Data for processing>
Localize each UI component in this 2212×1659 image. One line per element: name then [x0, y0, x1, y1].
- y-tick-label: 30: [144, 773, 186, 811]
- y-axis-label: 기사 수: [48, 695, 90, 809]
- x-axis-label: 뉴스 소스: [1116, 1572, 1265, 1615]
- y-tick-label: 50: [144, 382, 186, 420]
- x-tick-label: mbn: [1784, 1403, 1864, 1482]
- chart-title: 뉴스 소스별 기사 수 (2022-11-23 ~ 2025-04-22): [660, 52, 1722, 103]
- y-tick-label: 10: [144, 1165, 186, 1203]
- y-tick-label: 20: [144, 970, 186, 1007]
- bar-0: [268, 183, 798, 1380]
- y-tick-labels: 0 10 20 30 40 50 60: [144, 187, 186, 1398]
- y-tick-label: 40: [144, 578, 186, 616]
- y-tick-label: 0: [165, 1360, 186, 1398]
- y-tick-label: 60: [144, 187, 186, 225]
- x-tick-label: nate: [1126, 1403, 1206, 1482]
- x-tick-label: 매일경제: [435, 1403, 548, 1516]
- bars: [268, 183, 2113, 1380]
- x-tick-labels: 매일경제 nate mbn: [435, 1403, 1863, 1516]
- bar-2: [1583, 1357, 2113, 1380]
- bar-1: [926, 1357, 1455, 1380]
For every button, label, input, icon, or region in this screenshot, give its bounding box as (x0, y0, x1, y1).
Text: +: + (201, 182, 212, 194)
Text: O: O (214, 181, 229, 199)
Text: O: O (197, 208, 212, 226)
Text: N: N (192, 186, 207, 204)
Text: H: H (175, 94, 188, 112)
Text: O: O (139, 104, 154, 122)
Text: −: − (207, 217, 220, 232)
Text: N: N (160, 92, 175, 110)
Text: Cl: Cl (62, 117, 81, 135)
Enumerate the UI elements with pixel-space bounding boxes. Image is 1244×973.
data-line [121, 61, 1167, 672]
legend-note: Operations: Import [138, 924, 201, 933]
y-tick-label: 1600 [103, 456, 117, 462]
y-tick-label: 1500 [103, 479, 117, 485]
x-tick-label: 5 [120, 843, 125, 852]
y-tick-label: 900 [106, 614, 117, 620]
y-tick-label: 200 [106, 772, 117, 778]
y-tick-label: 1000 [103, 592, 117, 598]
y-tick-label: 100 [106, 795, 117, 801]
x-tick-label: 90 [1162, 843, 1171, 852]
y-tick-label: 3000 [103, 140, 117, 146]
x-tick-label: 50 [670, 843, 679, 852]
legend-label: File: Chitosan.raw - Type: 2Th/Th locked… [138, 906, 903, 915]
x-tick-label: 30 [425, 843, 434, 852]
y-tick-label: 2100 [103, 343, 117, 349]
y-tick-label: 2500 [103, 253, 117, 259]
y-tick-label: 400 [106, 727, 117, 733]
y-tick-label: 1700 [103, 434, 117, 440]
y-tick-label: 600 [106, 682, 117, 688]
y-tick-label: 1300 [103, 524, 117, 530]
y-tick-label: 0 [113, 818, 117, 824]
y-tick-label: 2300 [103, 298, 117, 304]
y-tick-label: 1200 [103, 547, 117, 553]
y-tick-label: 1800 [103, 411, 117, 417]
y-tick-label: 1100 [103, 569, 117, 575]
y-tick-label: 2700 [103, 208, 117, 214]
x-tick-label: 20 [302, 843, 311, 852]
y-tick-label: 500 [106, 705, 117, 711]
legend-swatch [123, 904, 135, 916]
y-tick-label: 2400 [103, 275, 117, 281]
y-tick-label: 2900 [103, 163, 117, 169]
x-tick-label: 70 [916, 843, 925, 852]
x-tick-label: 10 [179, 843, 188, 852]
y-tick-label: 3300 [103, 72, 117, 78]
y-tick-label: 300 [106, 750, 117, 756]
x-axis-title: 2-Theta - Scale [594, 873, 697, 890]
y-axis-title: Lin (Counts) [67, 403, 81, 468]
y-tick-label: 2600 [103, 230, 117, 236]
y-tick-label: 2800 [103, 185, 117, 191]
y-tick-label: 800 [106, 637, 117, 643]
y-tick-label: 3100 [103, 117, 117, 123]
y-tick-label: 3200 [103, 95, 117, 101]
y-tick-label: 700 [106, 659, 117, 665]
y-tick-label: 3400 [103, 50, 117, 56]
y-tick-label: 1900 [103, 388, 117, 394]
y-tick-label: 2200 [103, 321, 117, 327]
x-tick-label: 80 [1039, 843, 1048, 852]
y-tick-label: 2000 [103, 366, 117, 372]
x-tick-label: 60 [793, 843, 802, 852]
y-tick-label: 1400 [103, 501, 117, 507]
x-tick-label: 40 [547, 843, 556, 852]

Task description>
Please turn every line of the records above into a numbered list, leaving out any blank lines.

Task response>
1. Localize each UI component in this 2212×1659 image. One line per element: name then [x0, y0, x1, y1].
2. - y-tick-label: 30: [144, 773, 186, 811]
3. - y-axis-label: 기사 수: [48, 695, 90, 809]
4. - x-axis-label: 뉴스 소스: [1116, 1572, 1265, 1615]
5. - y-tick-label: 50: [144, 382, 186, 420]
6. - x-tick-label: mbn: [1784, 1403, 1864, 1482]
7. - chart-title: 뉴스 소스별 기사 수 (2022-11-23 ~ 2025-04-22): [660, 52, 1722, 103]
8. - y-tick-label: 10: [144, 1165, 186, 1203]
9. - y-tick-label: 20: [144, 970, 186, 1007]
10. - bar-0: [268, 183, 798, 1380]
11. - y-tick-labels: 0 10 20 30 40 50 60: [144, 187, 186, 1398]
12. - y-tick-label: 40: [144, 578, 186, 616]
13. - y-tick-label: 0: [165, 1360, 186, 1398]
14. - y-tick-label: 60: [144, 187, 186, 225]
15. - x-tick-label: nate: [1126, 1403, 1206, 1482]
16. - x-tick-label: 매일경제: [435, 1403, 548, 1516]
17. - bars: [268, 183, 2113, 1380]
18. - x-tick-labels: 매일경제 nate mbn: [435, 1403, 1863, 1516]
19. - bar-2: [1583, 1357, 2113, 1380]
20. - bar-1: [926, 1357, 1455, 1380]
21. For every button, label, input, icon, or region in this screenshot, give its bounding box as (x0, y0, x1, y1).
22. Text: +: + (201, 182, 212, 194)
23. Text: O: O (214, 181, 229, 199)
24. Text: O: O (197, 208, 212, 226)
25. Text: N: N (192, 186, 207, 204)
26. Text: H: H (175, 94, 188, 112)
27. Text: O: O (139, 104, 154, 122)
28. Text: −: − (207, 217, 220, 232)
29. Text: N: N (160, 92, 175, 110)
30. Text: Cl: Cl (62, 117, 81, 135)
31. Enumerate the UI elements with pixel-space bounding boxes. Image is 1244×973.
32. data-line [121, 61, 1167, 672]
33. legend-note: Operations: Import [138, 924, 201, 933]
34. y-tick-label: 1600 [103, 456, 117, 462]
35. y-tick-label: 1500 [103, 479, 117, 485]
36. x-tick-label: 5 [120, 843, 125, 852]
37. y-tick-label: 900 [106, 614, 117, 620]
38. y-tick-label: 200 [106, 772, 117, 778]
39. y-tick-label: 1000 [103, 592, 117, 598]
40. y-tick-label: 100 [106, 795, 117, 801]
41. x-tick-label: 90 [1162, 843, 1171, 852]
42. y-tick-label: 3000 [103, 140, 117, 146]
43. x-tick-label: 50 [670, 843, 679, 852]
44. legend-label: File: Chitosan.raw - Type: 2Th/Th locked… [138, 906, 903, 915]
45. x-tick-label: 30 [425, 843, 434, 852]
46. y-tick-label: 2100 [103, 343, 117, 349]
47. y-tick-label: 2500 [103, 253, 117, 259]
48. y-tick-label: 400 [106, 727, 117, 733]
49. y-tick-label: 1700 [103, 434, 117, 440]
50. y-tick-label: 600 [106, 682, 117, 688]
51. y-tick-label: 1300 [103, 524, 117, 530]
52. y-tick-label: 0 [113, 818, 117, 824]
53. y-tick-label: 2300 [103, 298, 117, 304]
54. y-tick-label: 1200 [103, 547, 117, 553]
55. y-tick-label: 1800 [103, 411, 117, 417]
56. y-tick-label: 1100 [103, 569, 117, 575]
57. y-tick-label: 2700 [103, 208, 117, 214]
58. x-tick-label: 20 [302, 843, 311, 852]
59. y-tick-label: 500 [106, 705, 117, 711]
60. legend-swatch [123, 904, 135, 916]
61. y-tick-label: 2400 [103, 275, 117, 281]
62. y-tick-label: 2900 [103, 163, 117, 169]
63. x-tick-label: 70 [916, 843, 925, 852]
64. x-tick-label: 10 [179, 843, 188, 852]
65. y-tick-label: 3300 [103, 72, 117, 78]
66. y-tick-label: 300 [106, 750, 117, 756]
67. x-axis-title: 2-Theta - Scale [594, 873, 697, 890]
68. y-axis-title: Lin (Counts) [67, 403, 81, 468]
69. y-tick-label: 2600 [103, 230, 117, 236]
70. y-tick-label: 2800 [103, 185, 117, 191]
71. y-tick-label: 800 [106, 637, 117, 643]
72. y-tick-label: 3100 [103, 117, 117, 123]
73. y-tick-label: 3200 [103, 95, 117, 101]
74. y-tick-label: 700 [106, 659, 117, 665]
75. y-tick-label: 3400 [103, 50, 117, 56]
76. y-tick-label: 1900 [103, 388, 117, 394]
77. y-tick-label: 2200 [103, 321, 117, 327]
78. x-tick-label: 80 [1039, 843, 1048, 852]
79. y-tick-label: 2000 [103, 366, 117, 372]
80. x-tick-label: 60 [793, 843, 802, 852]
81. y-tick-label: 1400 [103, 501, 117, 507]
82. x-tick-label: 40 [547, 843, 556, 852]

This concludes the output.